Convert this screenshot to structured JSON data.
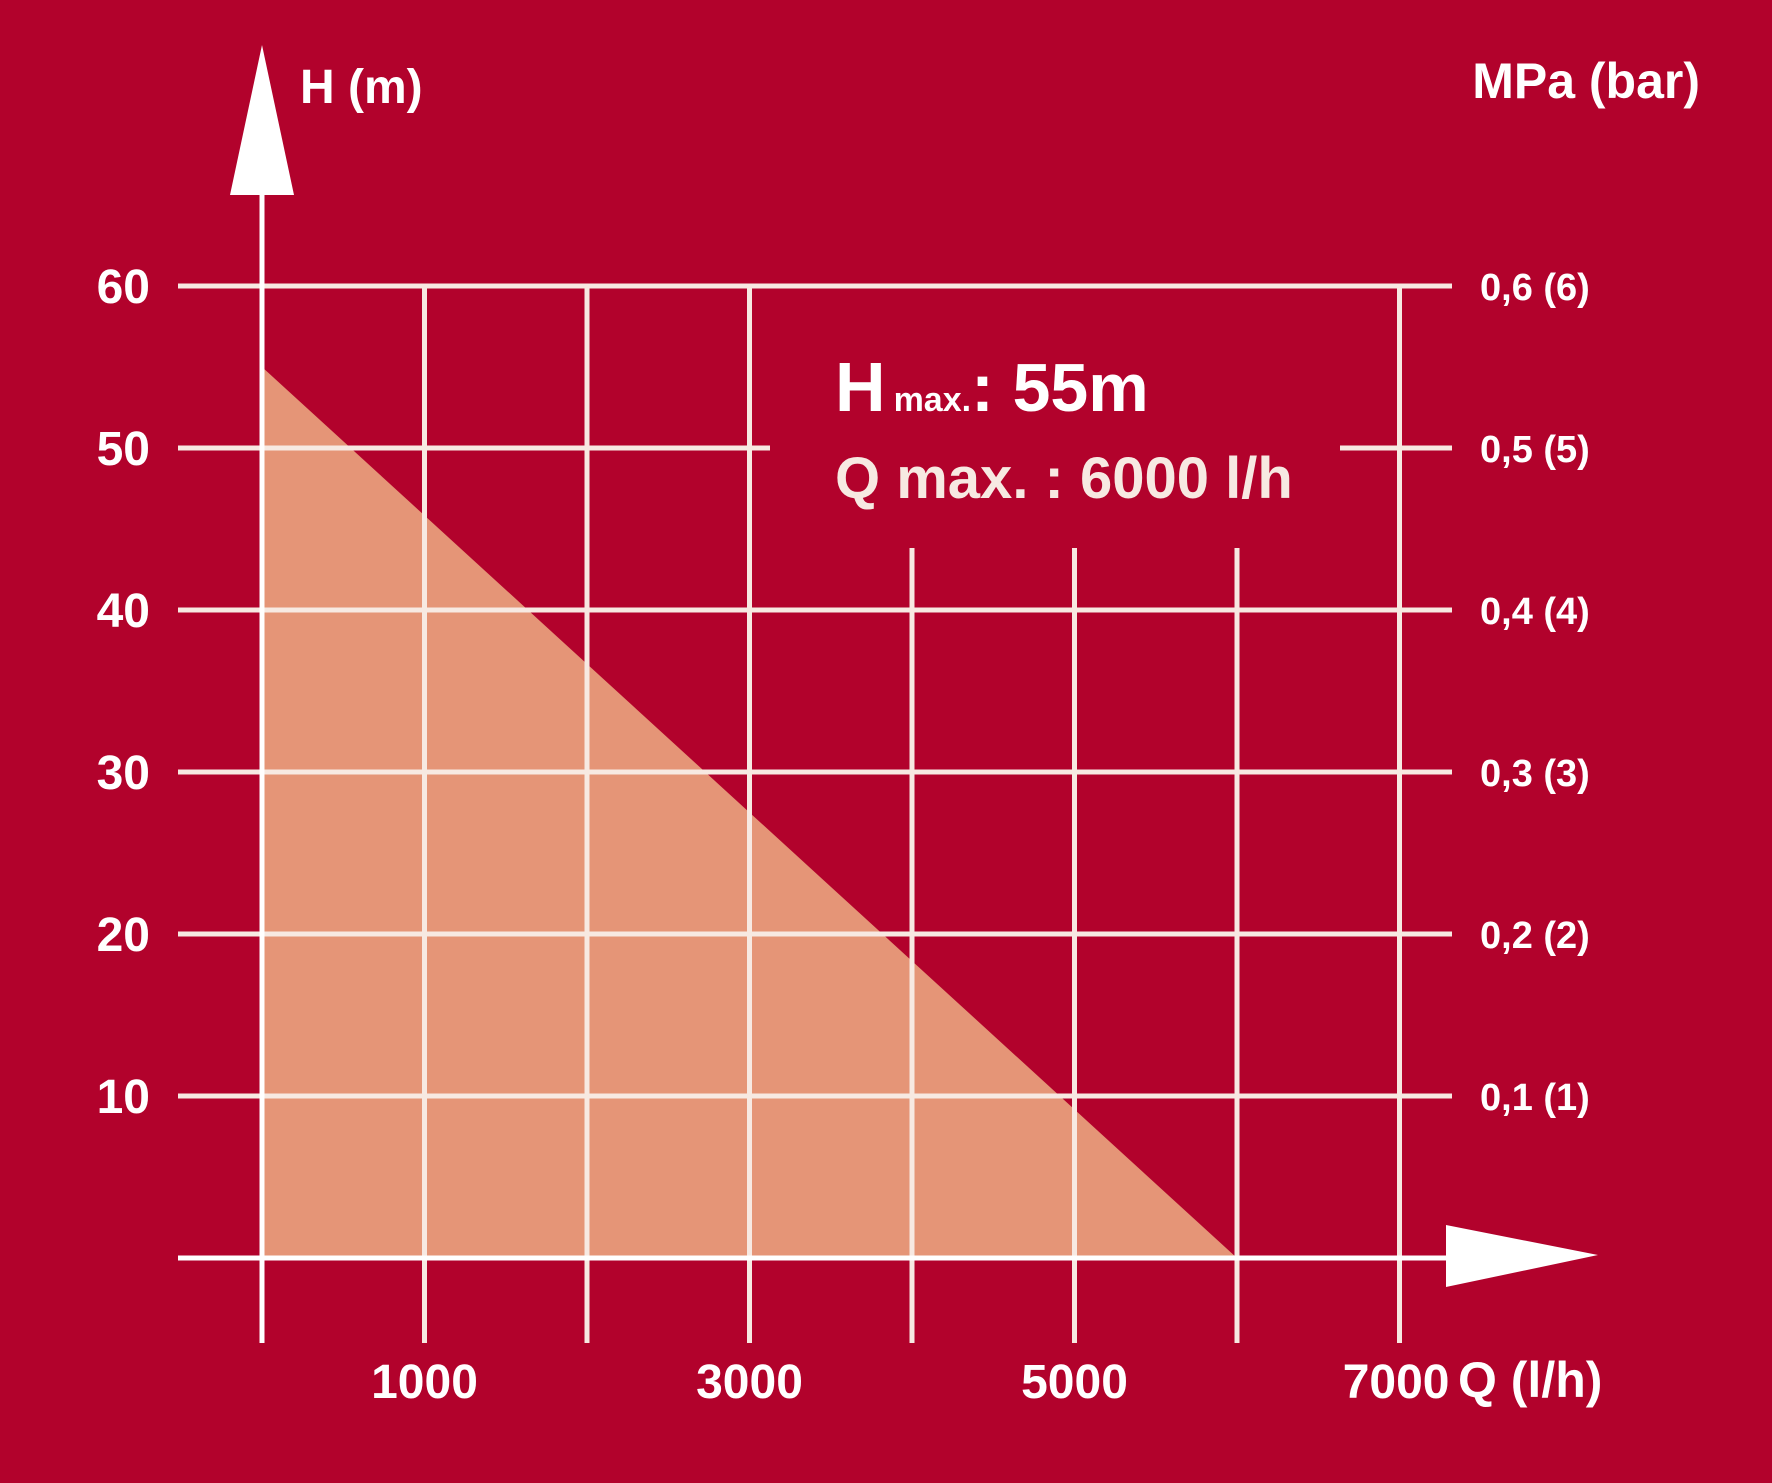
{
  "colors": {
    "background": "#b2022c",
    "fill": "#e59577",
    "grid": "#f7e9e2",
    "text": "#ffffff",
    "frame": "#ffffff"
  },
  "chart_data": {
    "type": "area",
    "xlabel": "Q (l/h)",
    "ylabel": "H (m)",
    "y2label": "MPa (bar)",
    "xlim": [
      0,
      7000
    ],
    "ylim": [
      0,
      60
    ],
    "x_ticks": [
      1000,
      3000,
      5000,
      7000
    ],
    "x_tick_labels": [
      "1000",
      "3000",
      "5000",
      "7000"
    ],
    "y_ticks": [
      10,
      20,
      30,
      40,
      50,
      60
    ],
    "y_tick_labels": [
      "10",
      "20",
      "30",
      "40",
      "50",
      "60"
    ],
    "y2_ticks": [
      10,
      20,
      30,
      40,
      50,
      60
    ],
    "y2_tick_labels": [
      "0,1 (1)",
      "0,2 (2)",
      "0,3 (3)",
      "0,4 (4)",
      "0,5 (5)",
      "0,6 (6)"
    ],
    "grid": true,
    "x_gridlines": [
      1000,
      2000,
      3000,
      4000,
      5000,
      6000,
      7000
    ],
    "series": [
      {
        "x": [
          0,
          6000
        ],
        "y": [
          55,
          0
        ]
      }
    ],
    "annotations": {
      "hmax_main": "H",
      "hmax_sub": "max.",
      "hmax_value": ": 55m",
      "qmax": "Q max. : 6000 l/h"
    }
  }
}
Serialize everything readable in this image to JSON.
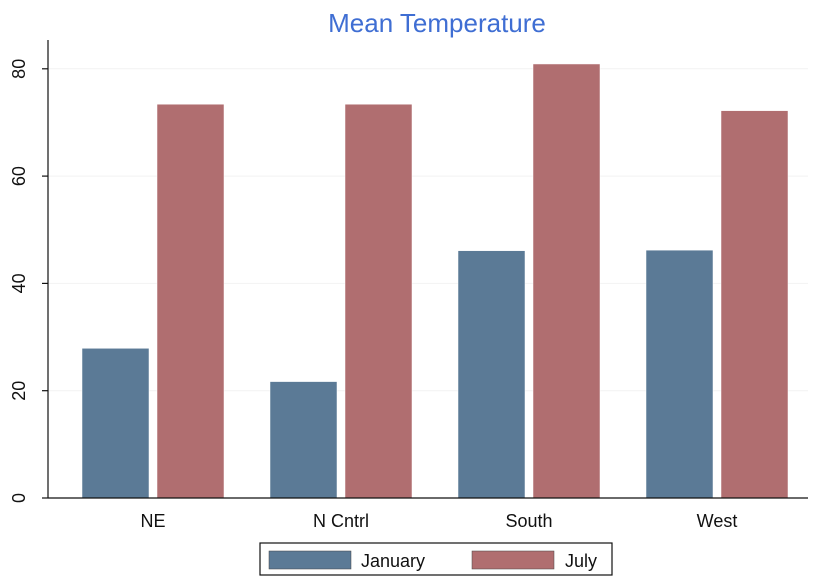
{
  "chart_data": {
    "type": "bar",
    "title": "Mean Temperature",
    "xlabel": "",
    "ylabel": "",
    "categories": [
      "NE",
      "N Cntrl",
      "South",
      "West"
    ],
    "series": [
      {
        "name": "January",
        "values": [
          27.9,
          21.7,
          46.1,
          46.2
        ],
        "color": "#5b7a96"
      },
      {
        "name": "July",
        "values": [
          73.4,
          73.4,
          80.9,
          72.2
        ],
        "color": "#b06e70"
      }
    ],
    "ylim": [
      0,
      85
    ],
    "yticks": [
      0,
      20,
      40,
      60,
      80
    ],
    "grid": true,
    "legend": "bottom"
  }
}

**CHALLENGE:** Quote precisely the lines of the data from the line containing "Serialize everything readable" through its final line, both included, excluding pictures.

**TASK OUTPUT:**
Serialize everything readable in this image to JSON.
{
  "chart_data": {
    "type": "bar",
    "title": "Mean Temperature",
    "xlabel": "",
    "ylabel": "",
    "categories": [
      "NE",
      "N Cntrl",
      "South",
      "West"
    ],
    "series": [
      {
        "name": "January",
        "values": [
          27.9,
          21.7,
          46.1,
          46.2
        ],
        "color": "#5b7a96"
      },
      {
        "name": "July",
        "values": [
          73.4,
          73.4,
          80.9,
          72.2
        ],
        "color": "#b06e70"
      }
    ],
    "ylim": [
      0,
      85
    ],
    "yticks": [
      0,
      20,
      40,
      60,
      80
    ],
    "grid": true,
    "legend": "bottom"
  }
}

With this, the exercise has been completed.